▸ What you will do
Make an exact copy of all the data.

>> START Extracted records

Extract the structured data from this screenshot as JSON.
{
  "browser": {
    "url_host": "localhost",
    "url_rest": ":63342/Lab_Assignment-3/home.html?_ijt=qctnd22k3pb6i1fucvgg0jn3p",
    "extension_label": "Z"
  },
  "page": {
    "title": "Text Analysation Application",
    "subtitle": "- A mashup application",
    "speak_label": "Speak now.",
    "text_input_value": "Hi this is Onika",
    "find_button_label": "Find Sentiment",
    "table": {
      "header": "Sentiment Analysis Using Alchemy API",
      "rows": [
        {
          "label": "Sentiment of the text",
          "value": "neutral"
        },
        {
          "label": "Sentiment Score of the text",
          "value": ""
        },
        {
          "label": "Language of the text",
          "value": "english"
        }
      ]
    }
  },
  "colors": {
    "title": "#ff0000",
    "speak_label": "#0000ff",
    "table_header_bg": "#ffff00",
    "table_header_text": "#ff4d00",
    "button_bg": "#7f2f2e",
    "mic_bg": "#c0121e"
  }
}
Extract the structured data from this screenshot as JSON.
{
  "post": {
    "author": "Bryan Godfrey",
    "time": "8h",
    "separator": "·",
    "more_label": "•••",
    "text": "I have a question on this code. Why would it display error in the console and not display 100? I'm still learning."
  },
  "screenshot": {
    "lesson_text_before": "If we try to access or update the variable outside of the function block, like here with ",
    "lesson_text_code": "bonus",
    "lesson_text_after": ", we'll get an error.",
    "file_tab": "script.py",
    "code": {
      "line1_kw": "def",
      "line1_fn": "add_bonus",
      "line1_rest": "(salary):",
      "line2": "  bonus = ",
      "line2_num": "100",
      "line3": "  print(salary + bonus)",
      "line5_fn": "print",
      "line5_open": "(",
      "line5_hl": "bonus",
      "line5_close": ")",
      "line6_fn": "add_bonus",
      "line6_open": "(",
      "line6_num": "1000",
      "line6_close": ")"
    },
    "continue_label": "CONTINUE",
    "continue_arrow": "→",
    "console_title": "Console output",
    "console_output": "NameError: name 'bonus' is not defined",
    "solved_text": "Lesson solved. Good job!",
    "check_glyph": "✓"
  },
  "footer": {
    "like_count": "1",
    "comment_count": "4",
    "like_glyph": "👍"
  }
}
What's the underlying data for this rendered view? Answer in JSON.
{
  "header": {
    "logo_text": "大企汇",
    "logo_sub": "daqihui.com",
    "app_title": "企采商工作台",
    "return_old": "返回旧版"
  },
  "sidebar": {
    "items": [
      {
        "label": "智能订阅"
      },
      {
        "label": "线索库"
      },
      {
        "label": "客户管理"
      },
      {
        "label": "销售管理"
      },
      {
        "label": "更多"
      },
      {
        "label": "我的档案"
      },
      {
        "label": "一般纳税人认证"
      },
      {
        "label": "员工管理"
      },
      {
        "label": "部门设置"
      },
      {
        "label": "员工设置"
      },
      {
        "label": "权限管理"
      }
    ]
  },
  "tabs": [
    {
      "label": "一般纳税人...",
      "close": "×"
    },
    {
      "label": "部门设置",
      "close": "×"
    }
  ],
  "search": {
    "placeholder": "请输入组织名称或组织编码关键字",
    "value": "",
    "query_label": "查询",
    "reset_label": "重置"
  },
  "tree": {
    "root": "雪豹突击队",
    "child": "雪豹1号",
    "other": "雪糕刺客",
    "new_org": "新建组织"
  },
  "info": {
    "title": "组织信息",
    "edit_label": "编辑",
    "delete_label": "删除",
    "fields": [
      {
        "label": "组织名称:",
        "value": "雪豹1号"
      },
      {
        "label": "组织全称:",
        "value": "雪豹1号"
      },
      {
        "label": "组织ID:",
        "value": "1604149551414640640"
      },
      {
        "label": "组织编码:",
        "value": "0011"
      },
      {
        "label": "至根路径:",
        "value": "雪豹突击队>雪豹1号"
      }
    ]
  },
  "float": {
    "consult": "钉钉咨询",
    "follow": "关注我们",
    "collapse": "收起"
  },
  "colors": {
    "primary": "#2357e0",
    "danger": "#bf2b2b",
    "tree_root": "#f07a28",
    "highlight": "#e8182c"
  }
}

>> END Extracted records

▸ Response
Extract the structured data from this screenshot as JSON.
{
  "browser": {
    "url_host": "localhost",
    "url_rest": ":63342/Lab_Assignment-3/home.html?_ijt=qctnd22k3pb6i1fucvgg0jn3p",
    "extension_label": "Z"
  },
  "page": {
    "title": "Text Analysation Application",
    "subtitle": "- A mashup application",
    "speak_label": "Speak now.",
    "text_input_value": "Hi this is Onika",
    "find_button_label": "Find Sentiment",
    "table": {
      "header": "Sentiment Analysis Using Alchemy API",
      "rows": [
        {
          "label": "Sentiment of the text",
          "value": "neutral"
        },
        {
          "label": "Sentiment Score of the text",
          "value": ""
        },
        {
          "label": "Language of the text",
          "value": "english"
        }
      ]
    }
  },
  "colors": {
    "title": "#ff0000",
    "speak_label": "#0000ff",
    "table_header_bg": "#ffff00",
    "table_header_text": "#ff4d00",
    "button_bg": "#7f2f2e",
    "mic_bg": "#c0121e"
  }
}
Extract the structured data from this screenshot as JSON.
{
  "post": {
    "author": "Bryan Godfrey",
    "time": "8h",
    "separator": "·",
    "more_label": "•••",
    "text": "I have a question on this code. Why would it display error in the console and not display 100? I'm still learning."
  },
  "screenshot": {
    "lesson_text_before": "If we try to access or update the variable outside of the function block, like here with ",
    "lesson_text_code": "bonus",
    "lesson_text_after": ", we'll get an error.",
    "file_tab": "script.py",
    "code": {
      "line1_kw": "def",
      "line1_fn": "add_bonus",
      "line1_rest": "(salary):",
      "line2": "  bonus = ",
      "line2_num": "100",
      "line3": "  print(salary + bonus)",
      "line5_fn": "print",
      "line5_open": "(",
      "line5_hl": "bonus",
      "line5_close": ")",
      "line6_fn": "add_bonus",
      "line6_open": "(",
      "line6_num": "1000",
      "line6_close": ")"
    },
    "continue_label": "CONTINUE",
    "continue_arrow": "→",
    "console_title": "Console output",
    "console_output": "NameError: name 'bonus' is not defined",
    "solved_text": "Lesson solved. Good job!",
    "check_glyph": "✓"
  },
  "footer": {
    "like_count": "1",
    "comment_count": "4",
    "like_glyph": "👍"
  }
}
What's the underlying data for this rendered view? Answer in JSON.
{
  "header": {
    "logo_text": "大企汇",
    "logo_sub": "daqihui.com",
    "app_title": "企采商工作台",
    "return_old": "返回旧版"
  },
  "sidebar": {
    "items": [
      {
        "label": "智能订阅"
      },
      {
        "label": "线索库"
      },
      {
        "label": "客户管理"
      },
      {
        "label": "销售管理"
      },
      {
        "label": "更多"
      },
      {
        "label": "我的档案"
      },
      {
        "label": "一般纳税人认证"
      },
      {
        "label": "员工管理"
      },
      {
        "label": "部门设置"
      },
      {
        "label": "员工设置"
      },
      {
        "label": "权限管理"
      }
    ]
  },
  "tabs": [
    {
      "label": "一般纳税人...",
      "close": "×"
    },
    {
      "label": "部门设置",
      "close": "×"
    }
  ],
  "search": {
    "placeholder": "请输入组织名称或组织编码关键字",
    "value": "",
    "query_label": "查询",
    "reset_label": "重置"
  },
  "tree": {
    "root": "雪豹突击队",
    "child": "雪豹1号",
    "other": "雪糕刺客",
    "new_org": "新建组织"
  },
  "info": {
    "title": "组织信息",
    "edit_label": "编辑",
    "delete_label": "删除",
    "fields": [
      {
        "label": "组织名称:",
        "value": "雪豹1号"
      },
      {
        "label": "组织全称:",
        "value": "雪豹1号"
      },
      {
        "label": "组织ID:",
        "value": "1604149551414640640"
      },
      {
        "label": "组织编码:",
        "value": "0011"
      },
      {
        "label": "至根路径:",
        "value": "雪豹突击队>雪豹1号"
      }
    ]
  },
  "float": {
    "consult": "钉钉咨询",
    "follow": "关注我们",
    "collapse": "收起"
  },
  "colors": {
    "primary": "#2357e0",
    "danger": "#bf2b2b",
    "tree_root": "#f07a28",
    "highlight": "#e8182c"
  }
}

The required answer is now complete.